*DIRECTION:*
Return the complete listing that follows, with each line reproduced exactly.

-- Begin RECORD SET --

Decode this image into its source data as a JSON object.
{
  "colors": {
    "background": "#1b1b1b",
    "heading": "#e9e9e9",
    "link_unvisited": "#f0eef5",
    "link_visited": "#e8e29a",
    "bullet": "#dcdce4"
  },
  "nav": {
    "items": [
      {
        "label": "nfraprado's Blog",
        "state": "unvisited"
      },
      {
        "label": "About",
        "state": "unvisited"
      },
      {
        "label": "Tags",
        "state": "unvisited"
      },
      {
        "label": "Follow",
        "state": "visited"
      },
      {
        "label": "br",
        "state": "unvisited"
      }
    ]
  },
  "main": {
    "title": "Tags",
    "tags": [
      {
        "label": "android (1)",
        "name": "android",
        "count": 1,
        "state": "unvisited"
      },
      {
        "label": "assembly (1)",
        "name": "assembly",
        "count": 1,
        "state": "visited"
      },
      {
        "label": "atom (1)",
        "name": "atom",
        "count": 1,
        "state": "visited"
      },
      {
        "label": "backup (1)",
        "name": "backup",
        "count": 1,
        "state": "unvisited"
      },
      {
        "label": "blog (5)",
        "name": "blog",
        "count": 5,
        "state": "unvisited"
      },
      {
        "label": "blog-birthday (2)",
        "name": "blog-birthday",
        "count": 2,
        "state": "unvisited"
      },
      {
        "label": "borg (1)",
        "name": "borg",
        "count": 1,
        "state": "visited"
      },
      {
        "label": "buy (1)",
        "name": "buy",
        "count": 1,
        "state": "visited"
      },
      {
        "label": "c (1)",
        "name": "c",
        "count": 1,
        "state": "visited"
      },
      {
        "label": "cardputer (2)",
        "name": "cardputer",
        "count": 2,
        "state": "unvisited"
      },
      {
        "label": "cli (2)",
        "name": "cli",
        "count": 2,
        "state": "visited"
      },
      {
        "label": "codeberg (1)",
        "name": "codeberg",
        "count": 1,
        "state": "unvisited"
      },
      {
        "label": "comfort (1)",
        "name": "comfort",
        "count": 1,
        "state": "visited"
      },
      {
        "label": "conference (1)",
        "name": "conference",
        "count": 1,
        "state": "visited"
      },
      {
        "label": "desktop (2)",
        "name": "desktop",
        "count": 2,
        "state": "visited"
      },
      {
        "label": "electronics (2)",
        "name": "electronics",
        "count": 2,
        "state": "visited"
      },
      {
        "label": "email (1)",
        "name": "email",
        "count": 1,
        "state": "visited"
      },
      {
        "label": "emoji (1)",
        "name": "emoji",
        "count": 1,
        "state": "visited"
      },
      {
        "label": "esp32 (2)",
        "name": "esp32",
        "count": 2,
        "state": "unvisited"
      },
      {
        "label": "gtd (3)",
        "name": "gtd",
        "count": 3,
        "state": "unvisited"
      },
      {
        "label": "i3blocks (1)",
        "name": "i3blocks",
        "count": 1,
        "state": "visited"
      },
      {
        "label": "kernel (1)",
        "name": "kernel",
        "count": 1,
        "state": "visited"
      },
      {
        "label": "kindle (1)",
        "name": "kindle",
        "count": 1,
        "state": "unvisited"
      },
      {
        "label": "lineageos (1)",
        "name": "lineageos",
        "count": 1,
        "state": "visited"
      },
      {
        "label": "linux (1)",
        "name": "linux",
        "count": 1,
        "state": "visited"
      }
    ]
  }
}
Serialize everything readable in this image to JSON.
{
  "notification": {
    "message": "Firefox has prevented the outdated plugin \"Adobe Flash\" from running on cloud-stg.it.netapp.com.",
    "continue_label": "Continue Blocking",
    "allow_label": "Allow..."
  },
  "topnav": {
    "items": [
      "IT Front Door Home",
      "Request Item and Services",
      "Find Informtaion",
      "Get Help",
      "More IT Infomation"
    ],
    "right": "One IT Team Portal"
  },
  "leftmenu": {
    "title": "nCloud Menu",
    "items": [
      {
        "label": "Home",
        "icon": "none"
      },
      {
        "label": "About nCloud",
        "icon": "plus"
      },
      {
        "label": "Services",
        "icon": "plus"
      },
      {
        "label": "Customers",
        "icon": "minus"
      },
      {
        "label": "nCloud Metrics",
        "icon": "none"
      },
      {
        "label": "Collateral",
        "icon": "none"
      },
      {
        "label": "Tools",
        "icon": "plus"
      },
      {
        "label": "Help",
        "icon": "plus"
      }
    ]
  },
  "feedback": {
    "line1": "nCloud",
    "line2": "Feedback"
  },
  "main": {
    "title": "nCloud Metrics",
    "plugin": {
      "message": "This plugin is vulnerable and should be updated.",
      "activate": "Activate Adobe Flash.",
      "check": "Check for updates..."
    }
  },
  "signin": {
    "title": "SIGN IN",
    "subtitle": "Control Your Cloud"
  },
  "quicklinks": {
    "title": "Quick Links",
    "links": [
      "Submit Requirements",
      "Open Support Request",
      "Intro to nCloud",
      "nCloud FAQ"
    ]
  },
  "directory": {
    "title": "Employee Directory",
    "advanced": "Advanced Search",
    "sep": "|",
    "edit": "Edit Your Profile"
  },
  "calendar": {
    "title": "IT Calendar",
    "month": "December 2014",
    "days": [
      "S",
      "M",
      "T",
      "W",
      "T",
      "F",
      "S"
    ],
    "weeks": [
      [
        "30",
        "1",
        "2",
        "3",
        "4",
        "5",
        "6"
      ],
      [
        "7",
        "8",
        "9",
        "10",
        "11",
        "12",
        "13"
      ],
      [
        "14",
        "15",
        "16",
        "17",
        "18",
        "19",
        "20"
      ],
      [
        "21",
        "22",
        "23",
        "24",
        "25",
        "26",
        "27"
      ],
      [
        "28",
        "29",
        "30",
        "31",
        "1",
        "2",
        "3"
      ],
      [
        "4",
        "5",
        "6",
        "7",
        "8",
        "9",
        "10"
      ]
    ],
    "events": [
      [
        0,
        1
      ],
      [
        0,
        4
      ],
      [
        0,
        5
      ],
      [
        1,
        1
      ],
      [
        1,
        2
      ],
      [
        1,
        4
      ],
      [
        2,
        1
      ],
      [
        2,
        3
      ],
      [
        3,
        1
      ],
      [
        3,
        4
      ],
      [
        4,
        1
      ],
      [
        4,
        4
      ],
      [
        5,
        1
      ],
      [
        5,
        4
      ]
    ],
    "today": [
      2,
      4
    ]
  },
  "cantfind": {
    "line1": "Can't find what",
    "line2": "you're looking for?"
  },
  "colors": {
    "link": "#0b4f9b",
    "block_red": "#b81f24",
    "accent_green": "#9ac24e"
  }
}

-- End RECORD SET --

*SOLUTION FOR THIS EXERCISE:*
Decode this image into its source data as a JSON object.
{
  "colors": {
    "background": "#1b1b1b",
    "heading": "#e9e9e9",
    "link_unvisited": "#f0eef5",
    "link_visited": "#e8e29a",
    "bullet": "#dcdce4"
  },
  "nav": {
    "items": [
      {
        "label": "nfraprado's Blog",
        "state": "unvisited"
      },
      {
        "label": "About",
        "state": "unvisited"
      },
      {
        "label": "Tags",
        "state": "unvisited"
      },
      {
        "label": "Follow",
        "state": "visited"
      },
      {
        "label": "br",
        "state": "unvisited"
      }
    ]
  },
  "main": {
    "title": "Tags",
    "tags": [
      {
        "label": "android (1)",
        "name": "android",
        "count": 1,
        "state": "unvisited"
      },
      {
        "label": "assembly (1)",
        "name": "assembly",
        "count": 1,
        "state": "visited"
      },
      {
        "label": "atom (1)",
        "name": "atom",
        "count": 1,
        "state": "visited"
      },
      {
        "label": "backup (1)",
        "name": "backup",
        "count": 1,
        "state": "unvisited"
      },
      {
        "label": "blog (5)",
        "name": "blog",
        "count": 5,
        "state": "unvisited"
      },
      {
        "label": "blog-birthday (2)",
        "name": "blog-birthday",
        "count": 2,
        "state": "unvisited"
      },
      {
        "label": "borg (1)",
        "name": "borg",
        "count": 1,
        "state": "visited"
      },
      {
        "label": "buy (1)",
        "name": "buy",
        "count": 1,
        "state": "visited"
      },
      {
        "label": "c (1)",
        "name": "c",
        "count": 1,
        "state": "visited"
      },
      {
        "label": "cardputer (2)",
        "name": "cardputer",
        "count": 2,
        "state": "unvisited"
      },
      {
        "label": "cli (2)",
        "name": "cli",
        "count": 2,
        "state": "visited"
      },
      {
        "label": "codeberg (1)",
        "name": "codeberg",
        "count": 1,
        "state": "unvisited"
      },
      {
        "label": "comfort (1)",
        "name": "comfort",
        "count": 1,
        "state": "visited"
      },
      {
        "label": "conference (1)",
        "name": "conference",
        "count": 1,
        "state": "visited"
      },
      {
        "label": "desktop (2)",
        "name": "desktop",
        "count": 2,
        "state": "visited"
      },
      {
        "label": "electronics (2)",
        "name": "electronics",
        "count": 2,
        "state": "visited"
      },
      {
        "label": "email (1)",
        "name": "email",
        "count": 1,
        "state": "visited"
      },
      {
        "label": "emoji (1)",
        "name": "emoji",
        "count": 1,
        "state": "visited"
      },
      {
        "label": "esp32 (2)",
        "name": "esp32",
        "count": 2,
        "state": "unvisited"
      },
      {
        "label": "gtd (3)",
        "name": "gtd",
        "count": 3,
        "state": "unvisited"
      },
      {
        "label": "i3blocks (1)",
        "name": "i3blocks",
        "count": 1,
        "state": "visited"
      },
      {
        "label": "kernel (1)",
        "name": "kernel",
        "count": 1,
        "state": "visited"
      },
      {
        "label": "kindle (1)",
        "name": "kindle",
        "count": 1,
        "state": "unvisited"
      },
      {
        "label": "lineageos (1)",
        "name": "lineageos",
        "count": 1,
        "state": "visited"
      },
      {
        "label": "linux (1)",
        "name": "linux",
        "count": 1,
        "state": "visited"
      }
    ]
  }
}
Serialize everything readable in this image to JSON.
{
  "notification": {
    "message": "Firefox has prevented the outdated plugin \"Adobe Flash\" from running on cloud-stg.it.netapp.com.",
    "continue_label": "Continue Blocking",
    "allow_label": "Allow..."
  },
  "topnav": {
    "items": [
      "IT Front Door Home",
      "Request Item and Services",
      "Find Informtaion",
      "Get Help",
      "More IT Infomation"
    ],
    "right": "One IT Team Portal"
  },
  "leftmenu": {
    "title": "nCloud Menu",
    "items": [
      {
        "label": "Home",
        "icon": "none"
      },
      {
        "label": "About nCloud",
        "icon": "plus"
      },
      {
        "label": "Services",
        "icon": "plus"
      },
      {
        "label": "Customers",
        "icon": "minus"
      },
      {
        "label": "nCloud Metrics",
        "icon": "none"
      },
      {
        "label": "Collateral",
        "icon": "none"
      },
      {
        "label": "Tools",
        "icon": "plus"
      },
      {
        "label": "Help",
        "icon": "plus"
      }
    ]
  },
  "feedback": {
    "line1": "nCloud",
    "line2": "Feedback"
  },
  "main": {
    "title": "nCloud Metrics",
    "plugin": {
      "message": "This plugin is vulnerable and should be updated.",
      "activate": "Activate Adobe Flash.",
      "check": "Check for updates..."
    }
  },
  "signin": {
    "title": "SIGN IN",
    "subtitle": "Control Your Cloud"
  },
  "quicklinks": {
    "title": "Quick Links",
    "links": [
      "Submit Requirements",
      "Open Support Request",
      "Intro to nCloud",
      "nCloud FAQ"
    ]
  },
  "directory": {
    "title": "Employee Directory",
    "advanced": "Advanced Search",
    "sep": "|",
    "edit": "Edit Your Profile"
  },
  "calendar": {
    "title": "IT Calendar",
    "month": "December 2014",
    "days": [
      "S",
      "M",
      "T",
      "W",
      "T",
      "F",
      "S"
    ],
    "weeks": [
      [
        "30",
        "1",
        "2",
        "3",
        "4",
        "5",
        "6"
      ],
      [
        "7",
        "8",
        "9",
        "10",
        "11",
        "12",
        "13"
      ],
      [
        "14",
        "15",
        "16",
        "17",
        "18",
        "19",
        "20"
      ],
      [
        "21",
        "22",
        "23",
        "24",
        "25",
        "26",
        "27"
      ],
      [
        "28",
        "29",
        "30",
        "31",
        "1",
        "2",
        "3"
      ],
      [
        "4",
        "5",
        "6",
        "7",
        "8",
        "9",
        "10"
      ]
    ],
    "events": [
      [
        0,
        1
      ],
      [
        0,
        4
      ],
      [
        0,
        5
      ],
      [
        1,
        1
      ],
      [
        1,
        2
      ],
      [
        1,
        4
      ],
      [
        2,
        1
      ],
      [
        2,
        3
      ],
      [
        3,
        1
      ],
      [
        3,
        4
      ],
      [
        4,
        1
      ],
      [
        4,
        4
      ],
      [
        5,
        1
      ],
      [
        5,
        4
      ]
    ],
    "today": [
      2,
      4
    ]
  },
  "cantfind": {
    "line1": "Can't find what",
    "line2": "you're looking for?"
  },
  "colors": {
    "link": "#0b4f9b",
    "block_red": "#b81f24",
    "accent_green": "#9ac24e"
  }
}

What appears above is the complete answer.